* [Exercise task]: Scan the records below. List lines holding "Chlorophyll".
## start Data shown
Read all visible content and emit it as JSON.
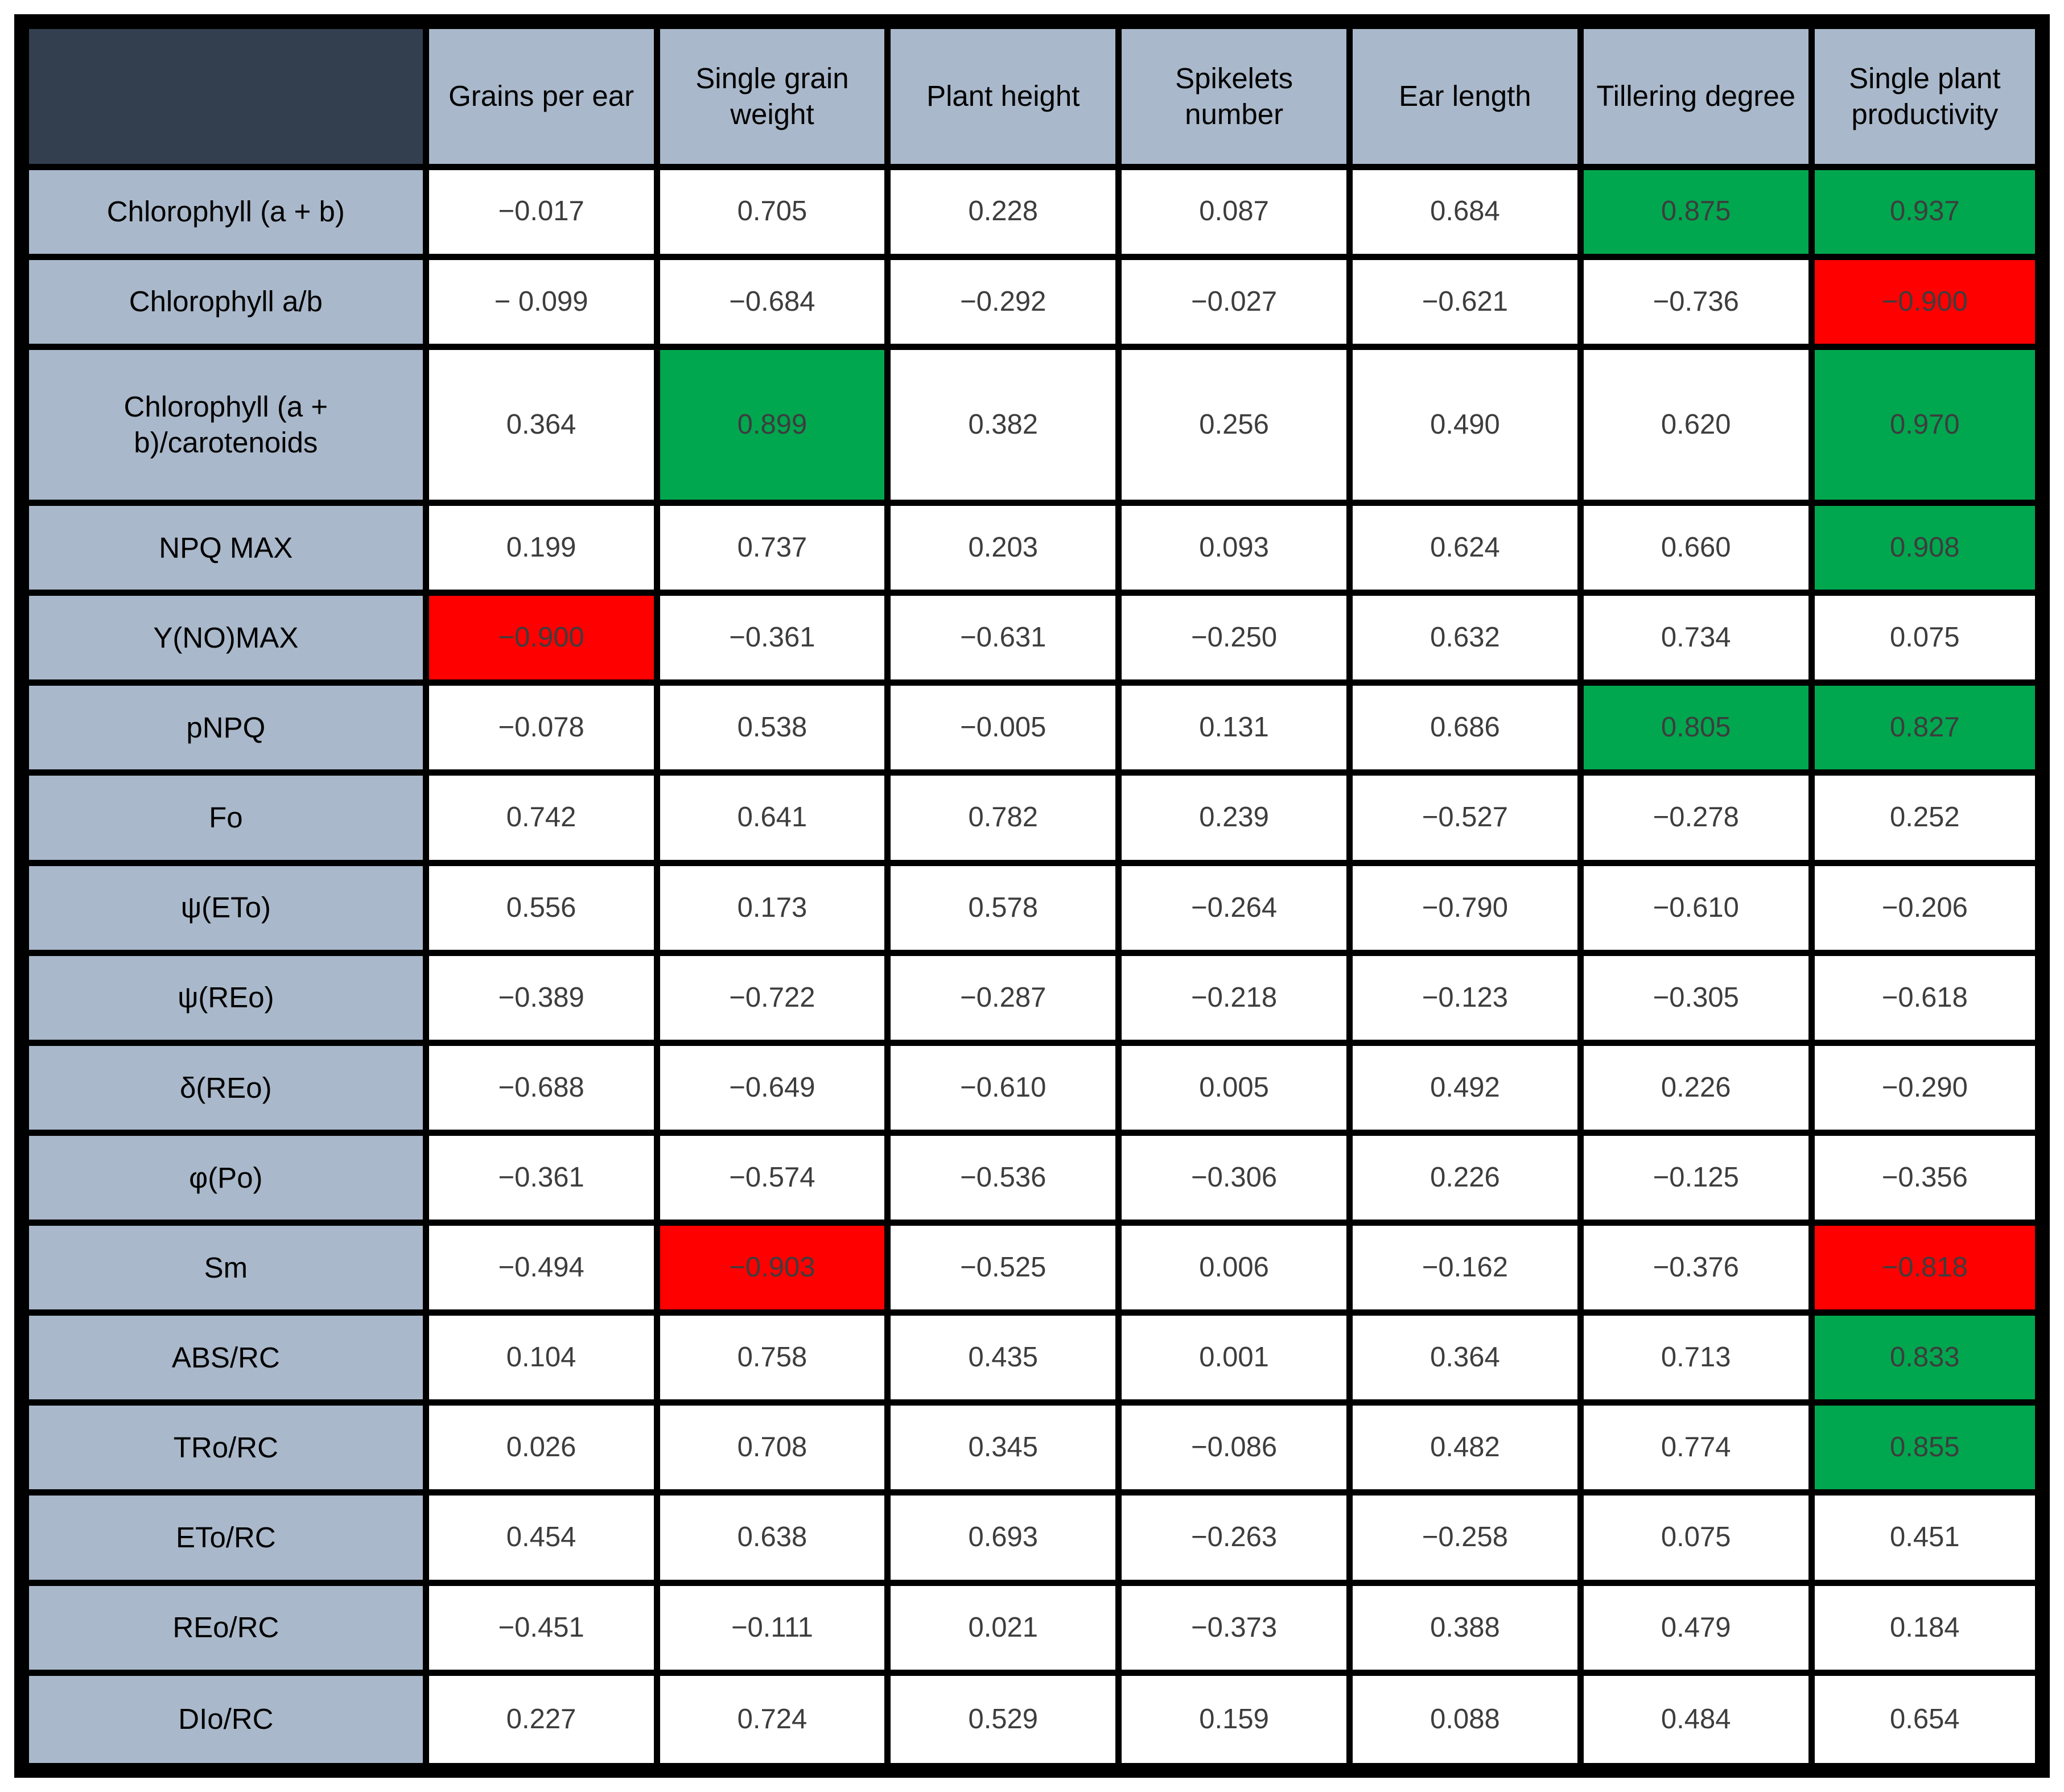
{
  "colors": {
    "header_bg": "#a9b8ca",
    "corner_bg": "#333f4f",
    "positive_highlight_green": "#00a74f",
    "negative_highlight_red": "#fe0000",
    "grid_border": "#000000",
    "value_text": "#3d3d3d",
    "label_text": "#000000",
    "cell_bg": "#ffffff"
  },
  "chart_data": {
    "type": "table",
    "title": "",
    "corner_label": "",
    "columns": [
      "Grains per ear",
      "Single grain weight",
      "Plant height",
      "Spikelets number",
      "Ear length",
      "Tillering degree",
      "Single plant productivity"
    ],
    "rows": [
      {
        "label": "Chlorophyll (a + b)",
        "values": [
          -0.017,
          0.705,
          0.228,
          0.087,
          0.684,
          0.875,
          0.937
        ],
        "display": [
          "−0.017",
          "0.705",
          "0.228",
          "0.087",
          "0.684",
          "0.875",
          "0.937"
        ],
        "highlight": [
          "",
          "",
          "",
          "",
          "",
          "green",
          "green"
        ]
      },
      {
        "label": "Chlorophyll a/b",
        "values": [
          -0.099,
          -0.684,
          -0.292,
          -0.027,
          -0.621,
          -0.736,
          -0.9
        ],
        "display": [
          "− 0.099",
          "−0.684",
          "−0.292",
          "−0.027",
          "−0.621",
          "−0.736",
          "−0.900"
        ],
        "highlight": [
          "",
          "",
          "",
          "",
          "",
          "",
          "red"
        ]
      },
      {
        "label": "Chlorophyll (a + b)/carotenoids",
        "values": [
          0.364,
          0.899,
          0.382,
          0.256,
          0.49,
          0.62,
          0.97
        ],
        "display": [
          "0.364",
          "0.899",
          "0.382",
          "0.256",
          "0.490",
          "0.620",
          "0.970"
        ],
        "highlight": [
          "",
          "green",
          "",
          "",
          "",
          "",
          "green"
        ]
      },
      {
        "label": "NPQ MAX",
        "values": [
          0.199,
          0.737,
          0.203,
          0.093,
          0.624,
          0.66,
          0.908
        ],
        "display": [
          "0.199",
          "0.737",
          "0.203",
          "0.093",
          "0.624",
          "0.660",
          "0.908"
        ],
        "highlight": [
          "",
          "",
          "",
          "",
          "",
          "",
          "green"
        ]
      },
      {
        "label": "Y(NO)MAX",
        "values": [
          -0.9,
          -0.361,
          -0.631,
          -0.25,
          0.632,
          0.734,
          0.075
        ],
        "display": [
          "−0.900",
          "−0.361",
          "−0.631",
          "−0.250",
          "0.632",
          "0.734",
          "0.075"
        ],
        "highlight": [
          "red",
          "",
          "",
          "",
          "",
          "",
          ""
        ]
      },
      {
        "label": "pNPQ",
        "values": [
          -0.078,
          0.538,
          -0.005,
          0.131,
          0.686,
          0.805,
          0.827
        ],
        "display": [
          "−0.078",
          "0.538",
          "−0.005",
          "0.131",
          "0.686",
          "0.805",
          "0.827"
        ],
        "highlight": [
          "",
          "",
          "",
          "",
          "",
          "green",
          "green"
        ]
      },
      {
        "label": "Fo",
        "values": [
          0.742,
          0.641,
          0.782,
          0.239,
          -0.527,
          -0.278,
          0.252
        ],
        "display": [
          "0.742",
          "0.641",
          "0.782",
          "0.239",
          "−0.527",
          "−0.278",
          "0.252"
        ],
        "highlight": [
          "",
          "",
          "",
          "",
          "",
          "",
          ""
        ]
      },
      {
        "label": "ψ(ETo)",
        "values": [
          0.556,
          0.173,
          0.578,
          -0.264,
          -0.79,
          -0.61,
          -0.206
        ],
        "display": [
          "0.556",
          "0.173",
          "0.578",
          "−0.264",
          "−0.790",
          "−0.610",
          "−0.206"
        ],
        "highlight": [
          "",
          "",
          "",
          "",
          "",
          "",
          ""
        ]
      },
      {
        "label": "ψ(REo)",
        "values": [
          -0.389,
          -0.722,
          -0.287,
          -0.218,
          -0.123,
          -0.305,
          -0.618
        ],
        "display": [
          "−0.389",
          "−0.722",
          "−0.287",
          "−0.218",
          "−0.123",
          "−0.305",
          "−0.618"
        ],
        "highlight": [
          "",
          "",
          "",
          "",
          "",
          "",
          ""
        ]
      },
      {
        "label": "δ(REo)",
        "values": [
          -0.688,
          -0.649,
          -0.61,
          0.005,
          0.492,
          0.226,
          -0.29
        ],
        "display": [
          "−0.688",
          "−0.649",
          "−0.610",
          "0.005",
          "0.492",
          "0.226",
          "−0.290"
        ],
        "highlight": [
          "",
          "",
          "",
          "",
          "",
          "",
          ""
        ]
      },
      {
        "label": "φ(Po)",
        "values": [
          -0.361,
          -0.574,
          -0.536,
          -0.306,
          0.226,
          -0.125,
          -0.356
        ],
        "display": [
          "−0.361",
          "−0.574",
          "−0.536",
          "−0.306",
          "0.226",
          "−0.125",
          "−0.356"
        ],
        "highlight": [
          "",
          "",
          "",
          "",
          "",
          "",
          ""
        ]
      },
      {
        "label": "Sm",
        "values": [
          -0.494,
          -0.903,
          -0.525,
          0.006,
          -0.162,
          -0.376,
          -0.818
        ],
        "display": [
          "−0.494",
          "−0.903",
          "−0.525",
          "0.006",
          "−0.162",
          "−0.376",
          "−0.818"
        ],
        "highlight": [
          "",
          "red",
          "",
          "",
          "",
          "",
          "red"
        ]
      },
      {
        "label": "ABS/RC",
        "values": [
          0.104,
          0.758,
          0.435,
          0.001,
          0.364,
          0.713,
          0.833
        ],
        "display": [
          "0.104",
          "0.758",
          "0.435",
          "0.001",
          "0.364",
          "0.713",
          "0.833"
        ],
        "highlight": [
          "",
          "",
          "",
          "",
          "",
          "",
          "green"
        ]
      },
      {
        "label": "TRo/RC",
        "values": [
          0.026,
          0.708,
          0.345,
          -0.086,
          0.482,
          0.774,
          0.855
        ],
        "display": [
          "0.026",
          "0.708",
          "0.345",
          "−0.086",
          "0.482",
          "0.774",
          "0.855"
        ],
        "highlight": [
          "",
          "",
          "",
          "",
          "",
          "",
          "green"
        ]
      },
      {
        "label": "ETo/RC",
        "values": [
          0.454,
          0.638,
          0.693,
          -0.263,
          -0.258,
          0.075,
          0.451
        ],
        "display": [
          "0.454",
          "0.638",
          "0.693",
          "−0.263",
          "−0.258",
          "0.075",
          "0.451"
        ],
        "highlight": [
          "",
          "",
          "",
          "",
          "",
          "",
          ""
        ]
      },
      {
        "label": "REo/RC",
        "values": [
          -0.451,
          -0.111,
          0.021,
          -0.373,
          0.388,
          0.479,
          0.184
        ],
        "display": [
          "−0.451",
          "−0.111",
          "0.021",
          "−0.373",
          "0.388",
          "0.479",
          "0.184"
        ],
        "highlight": [
          "",
          "",
          "",
          "",
          "",
          "",
          ""
        ]
      },
      {
        "label": "DIo/RC",
        "values": [
          0.227,
          0.724,
          0.529,
          0.159,
          0.088,
          0.484,
          0.654
        ],
        "display": [
          "0.227",
          "0.724",
          "0.529",
          "0.159",
          "0.088",
          "0.484",
          "0.654"
        ],
        "highlight": [
          "",
          "",
          "",
          "",
          "",
          "",
          ""
        ]
      }
    ]
  }
}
## end Data shown
* [Full response]:
        "label": "Chlorophyll (a + b)",
        "label": "Chlorophyll a/b",
        "label": "Chlorophyll (a + b)/carotenoids",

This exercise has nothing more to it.